Given request:
Below are records; work out how many of their lines hold the string "this" and give that number alone.

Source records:
◆ ◆ ◆ ◆

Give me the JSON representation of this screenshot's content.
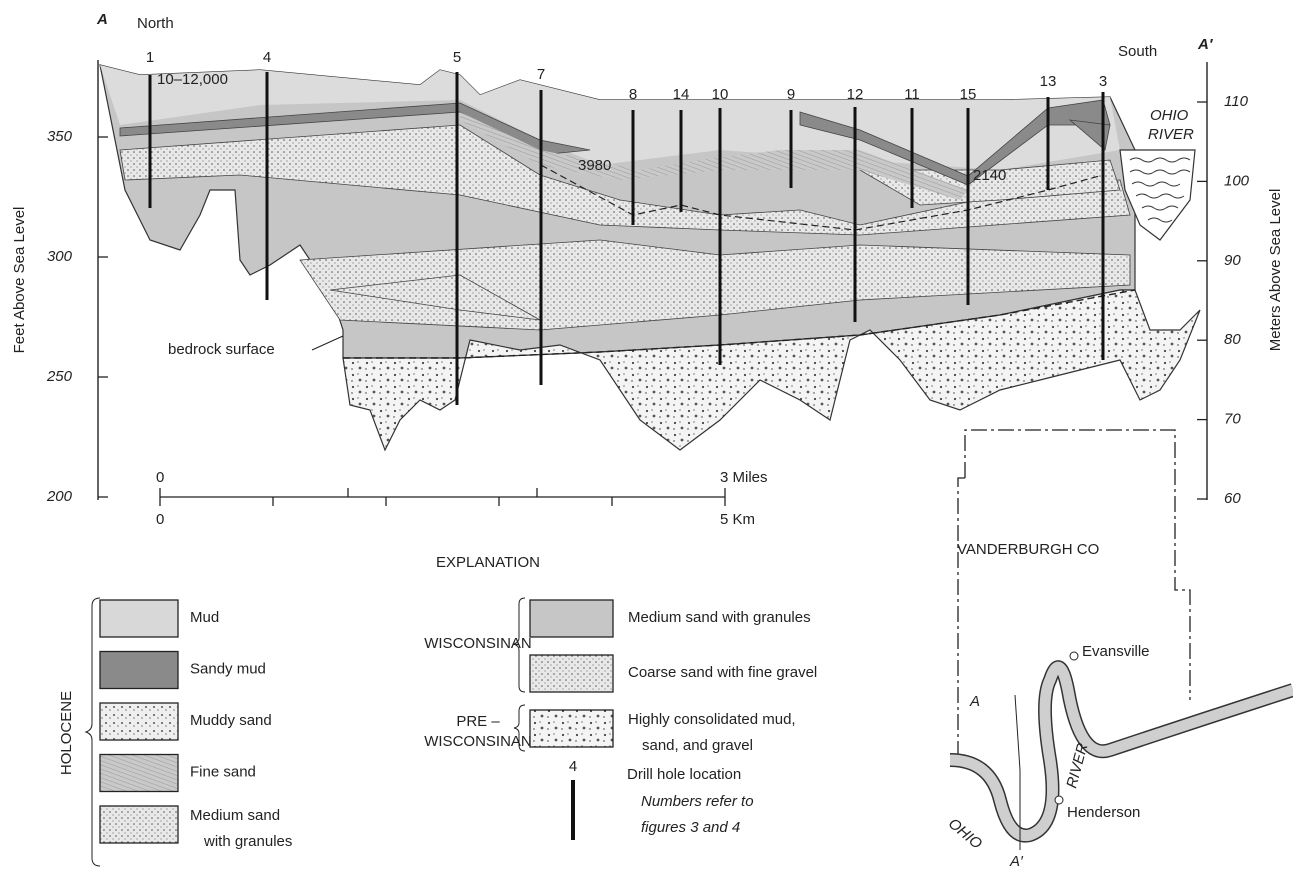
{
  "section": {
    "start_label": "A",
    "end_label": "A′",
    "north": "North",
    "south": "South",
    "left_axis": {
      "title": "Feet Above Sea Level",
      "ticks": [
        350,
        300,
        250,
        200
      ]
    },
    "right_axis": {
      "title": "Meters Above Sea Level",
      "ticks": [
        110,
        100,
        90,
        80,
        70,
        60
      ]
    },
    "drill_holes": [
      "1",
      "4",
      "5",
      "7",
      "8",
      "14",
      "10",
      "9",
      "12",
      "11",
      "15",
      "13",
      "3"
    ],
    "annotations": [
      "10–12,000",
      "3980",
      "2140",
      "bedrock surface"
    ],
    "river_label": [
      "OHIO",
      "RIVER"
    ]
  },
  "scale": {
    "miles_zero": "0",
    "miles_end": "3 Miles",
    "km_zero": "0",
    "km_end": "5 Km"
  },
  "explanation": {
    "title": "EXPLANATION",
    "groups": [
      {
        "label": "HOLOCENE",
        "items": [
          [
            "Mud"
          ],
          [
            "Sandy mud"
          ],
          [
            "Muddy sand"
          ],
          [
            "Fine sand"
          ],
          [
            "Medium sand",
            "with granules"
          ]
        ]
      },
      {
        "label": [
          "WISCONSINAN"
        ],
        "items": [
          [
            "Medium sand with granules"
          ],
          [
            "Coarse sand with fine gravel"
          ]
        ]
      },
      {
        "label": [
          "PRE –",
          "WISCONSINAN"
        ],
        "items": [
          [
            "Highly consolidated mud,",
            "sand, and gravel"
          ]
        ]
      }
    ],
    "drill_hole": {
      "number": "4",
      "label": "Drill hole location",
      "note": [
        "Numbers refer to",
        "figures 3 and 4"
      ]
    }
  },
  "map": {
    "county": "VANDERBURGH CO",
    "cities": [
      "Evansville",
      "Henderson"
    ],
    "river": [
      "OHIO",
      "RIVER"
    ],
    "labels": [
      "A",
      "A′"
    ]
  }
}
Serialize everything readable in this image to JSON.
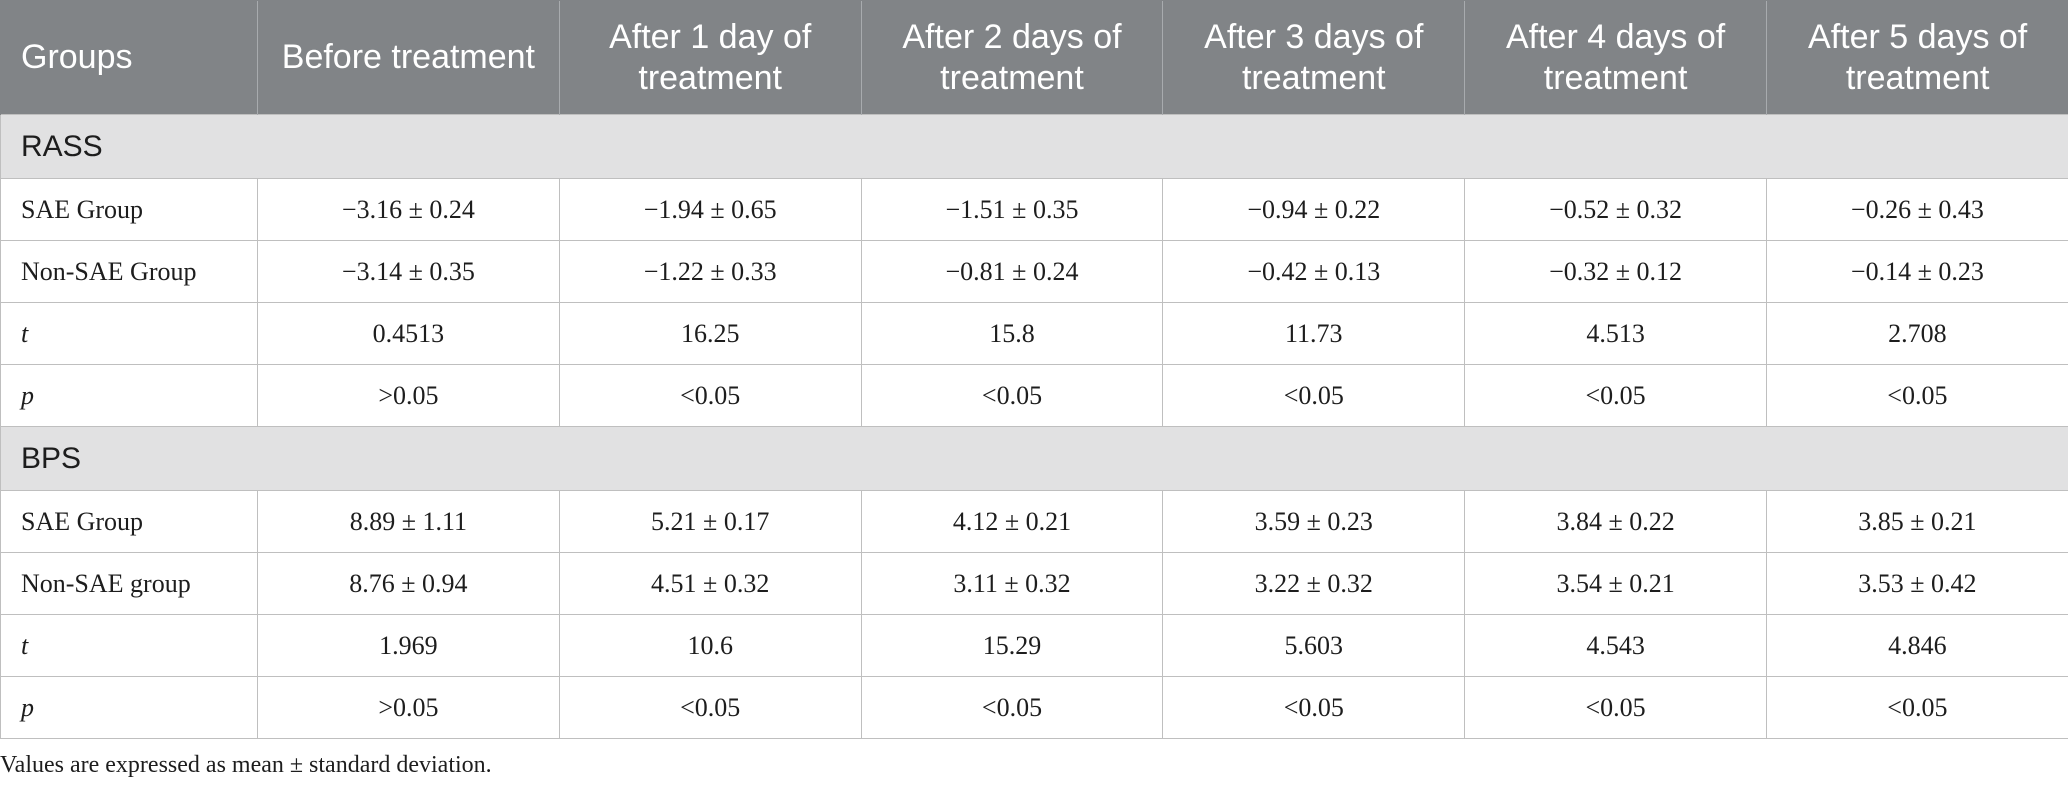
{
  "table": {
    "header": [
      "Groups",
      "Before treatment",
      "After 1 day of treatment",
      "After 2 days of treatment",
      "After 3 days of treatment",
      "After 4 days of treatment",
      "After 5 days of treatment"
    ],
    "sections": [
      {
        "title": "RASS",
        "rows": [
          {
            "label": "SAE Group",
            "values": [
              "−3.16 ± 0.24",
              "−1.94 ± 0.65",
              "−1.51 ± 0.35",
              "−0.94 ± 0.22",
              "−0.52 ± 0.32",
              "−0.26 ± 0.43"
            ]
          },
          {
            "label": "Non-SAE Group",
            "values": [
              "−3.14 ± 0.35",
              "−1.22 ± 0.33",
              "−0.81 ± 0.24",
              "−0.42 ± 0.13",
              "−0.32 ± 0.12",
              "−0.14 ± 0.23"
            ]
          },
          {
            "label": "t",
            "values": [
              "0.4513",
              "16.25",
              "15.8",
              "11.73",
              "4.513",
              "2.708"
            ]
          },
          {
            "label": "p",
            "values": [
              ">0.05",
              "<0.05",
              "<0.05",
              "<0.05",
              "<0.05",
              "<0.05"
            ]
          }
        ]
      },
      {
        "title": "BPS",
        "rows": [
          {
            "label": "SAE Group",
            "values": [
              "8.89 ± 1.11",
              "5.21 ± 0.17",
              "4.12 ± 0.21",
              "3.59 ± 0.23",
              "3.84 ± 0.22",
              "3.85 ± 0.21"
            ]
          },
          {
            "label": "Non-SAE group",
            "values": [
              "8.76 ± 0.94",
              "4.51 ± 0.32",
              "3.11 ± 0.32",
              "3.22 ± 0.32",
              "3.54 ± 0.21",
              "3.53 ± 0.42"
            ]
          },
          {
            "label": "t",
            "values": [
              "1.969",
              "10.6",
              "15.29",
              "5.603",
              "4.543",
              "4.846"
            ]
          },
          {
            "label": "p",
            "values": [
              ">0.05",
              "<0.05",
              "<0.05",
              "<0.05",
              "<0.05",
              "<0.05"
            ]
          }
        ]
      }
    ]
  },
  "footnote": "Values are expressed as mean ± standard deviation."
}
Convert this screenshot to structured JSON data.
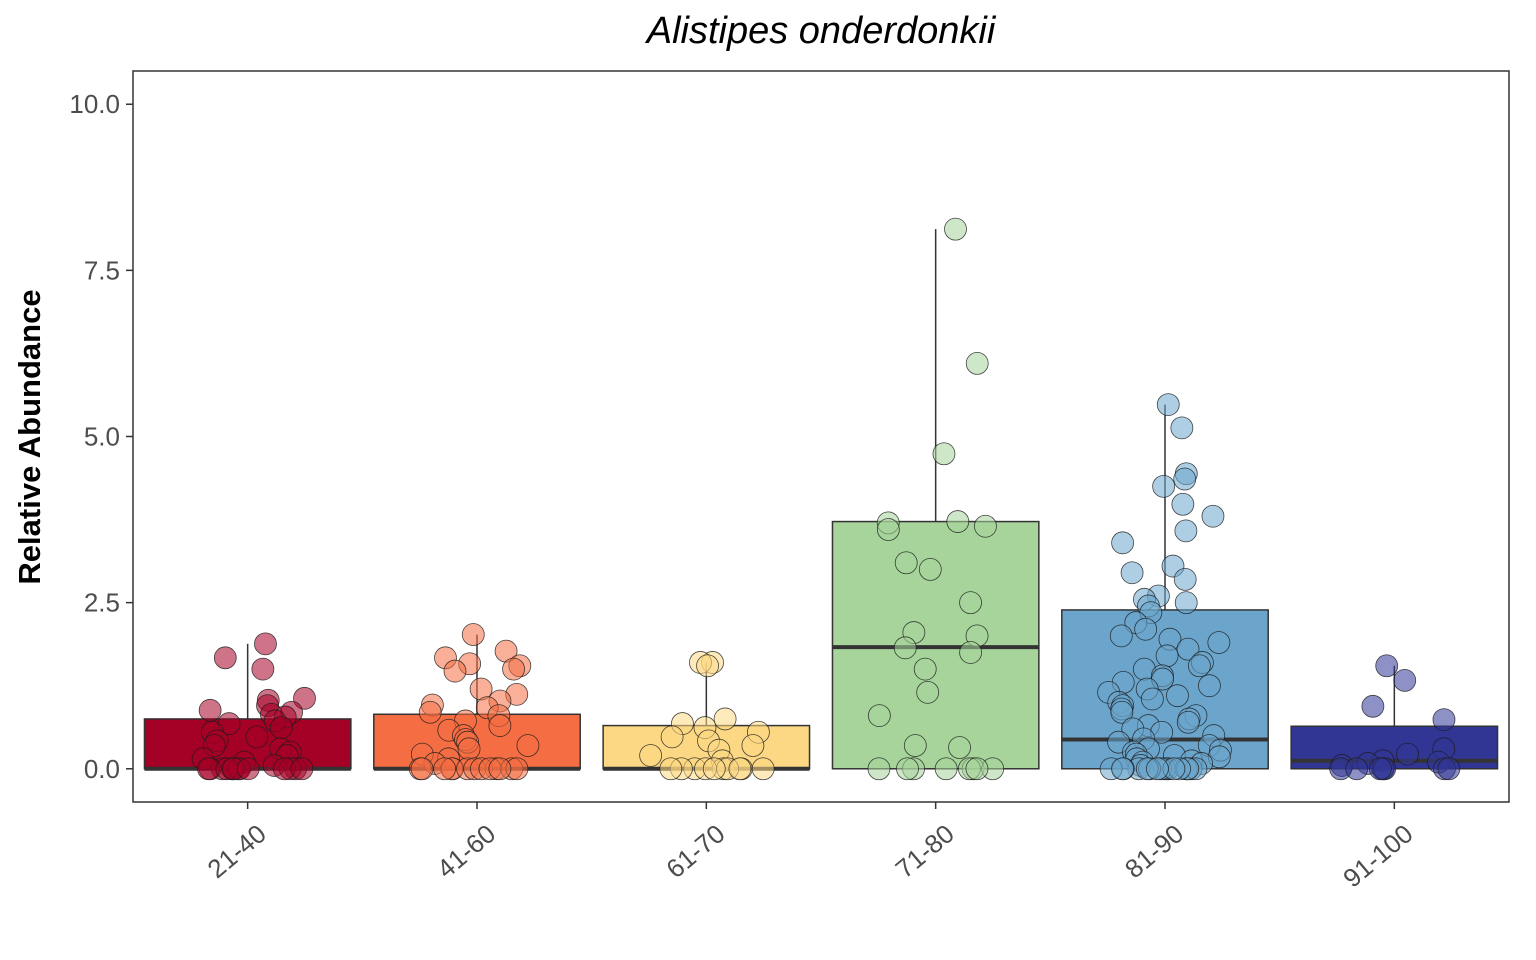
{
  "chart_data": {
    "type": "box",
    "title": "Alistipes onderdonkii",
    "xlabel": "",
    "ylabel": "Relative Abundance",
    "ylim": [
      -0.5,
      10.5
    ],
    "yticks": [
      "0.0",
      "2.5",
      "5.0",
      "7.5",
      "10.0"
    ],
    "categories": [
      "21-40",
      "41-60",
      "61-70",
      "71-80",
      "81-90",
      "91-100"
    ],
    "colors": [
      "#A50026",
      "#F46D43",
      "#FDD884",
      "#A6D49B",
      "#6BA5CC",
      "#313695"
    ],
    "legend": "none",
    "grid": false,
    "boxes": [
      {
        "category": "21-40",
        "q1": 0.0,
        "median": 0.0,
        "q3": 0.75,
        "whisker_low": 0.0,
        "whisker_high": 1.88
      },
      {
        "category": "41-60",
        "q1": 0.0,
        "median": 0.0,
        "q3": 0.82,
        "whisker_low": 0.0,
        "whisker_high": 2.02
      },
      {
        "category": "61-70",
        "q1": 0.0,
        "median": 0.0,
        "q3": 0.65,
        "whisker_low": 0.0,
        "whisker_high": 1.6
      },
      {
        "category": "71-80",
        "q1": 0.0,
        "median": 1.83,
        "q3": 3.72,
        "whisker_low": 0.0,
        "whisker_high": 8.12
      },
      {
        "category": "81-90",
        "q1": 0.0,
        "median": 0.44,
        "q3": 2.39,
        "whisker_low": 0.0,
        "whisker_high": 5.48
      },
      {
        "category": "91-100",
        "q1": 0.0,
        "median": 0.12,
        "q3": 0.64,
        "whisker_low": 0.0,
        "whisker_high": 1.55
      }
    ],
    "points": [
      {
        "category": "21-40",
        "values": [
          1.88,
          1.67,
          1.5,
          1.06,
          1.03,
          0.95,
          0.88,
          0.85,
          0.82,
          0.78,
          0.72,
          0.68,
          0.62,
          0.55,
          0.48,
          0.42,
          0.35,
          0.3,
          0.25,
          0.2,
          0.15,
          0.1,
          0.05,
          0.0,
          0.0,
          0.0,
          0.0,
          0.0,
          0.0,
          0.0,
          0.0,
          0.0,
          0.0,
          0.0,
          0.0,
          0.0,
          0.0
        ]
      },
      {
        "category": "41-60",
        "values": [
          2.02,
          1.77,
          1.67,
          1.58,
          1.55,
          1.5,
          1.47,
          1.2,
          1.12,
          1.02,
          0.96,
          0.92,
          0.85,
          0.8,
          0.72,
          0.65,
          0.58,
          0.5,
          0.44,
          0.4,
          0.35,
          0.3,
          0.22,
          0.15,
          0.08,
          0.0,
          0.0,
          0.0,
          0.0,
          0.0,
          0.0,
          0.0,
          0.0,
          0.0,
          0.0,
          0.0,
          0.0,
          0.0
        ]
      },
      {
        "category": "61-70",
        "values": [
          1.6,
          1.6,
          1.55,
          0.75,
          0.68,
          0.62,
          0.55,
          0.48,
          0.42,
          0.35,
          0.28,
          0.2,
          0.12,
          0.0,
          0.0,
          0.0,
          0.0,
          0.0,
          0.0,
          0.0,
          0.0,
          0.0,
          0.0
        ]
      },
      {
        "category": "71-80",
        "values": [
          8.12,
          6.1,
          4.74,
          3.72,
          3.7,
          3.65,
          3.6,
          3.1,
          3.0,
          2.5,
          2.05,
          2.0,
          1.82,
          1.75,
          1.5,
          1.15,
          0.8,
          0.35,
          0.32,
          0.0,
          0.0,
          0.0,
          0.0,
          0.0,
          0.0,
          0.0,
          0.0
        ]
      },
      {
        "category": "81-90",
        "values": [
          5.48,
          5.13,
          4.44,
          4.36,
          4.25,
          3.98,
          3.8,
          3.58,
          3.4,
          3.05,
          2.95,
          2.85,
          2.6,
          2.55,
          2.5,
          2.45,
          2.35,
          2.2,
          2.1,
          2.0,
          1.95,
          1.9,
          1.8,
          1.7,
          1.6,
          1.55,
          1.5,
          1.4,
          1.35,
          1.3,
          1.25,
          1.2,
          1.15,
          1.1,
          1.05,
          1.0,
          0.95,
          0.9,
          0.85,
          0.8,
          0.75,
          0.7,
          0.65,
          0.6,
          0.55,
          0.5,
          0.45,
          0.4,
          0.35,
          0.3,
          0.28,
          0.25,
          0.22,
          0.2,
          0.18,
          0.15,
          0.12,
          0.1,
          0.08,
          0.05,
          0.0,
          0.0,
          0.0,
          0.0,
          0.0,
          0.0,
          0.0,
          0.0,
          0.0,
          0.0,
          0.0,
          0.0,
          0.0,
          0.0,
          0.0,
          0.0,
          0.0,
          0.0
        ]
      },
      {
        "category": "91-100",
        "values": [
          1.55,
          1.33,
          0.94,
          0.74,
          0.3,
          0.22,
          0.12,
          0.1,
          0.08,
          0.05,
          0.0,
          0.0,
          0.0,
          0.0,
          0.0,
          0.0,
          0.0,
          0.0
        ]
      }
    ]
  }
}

◆ ◆ ◆ ◆

Reply:
3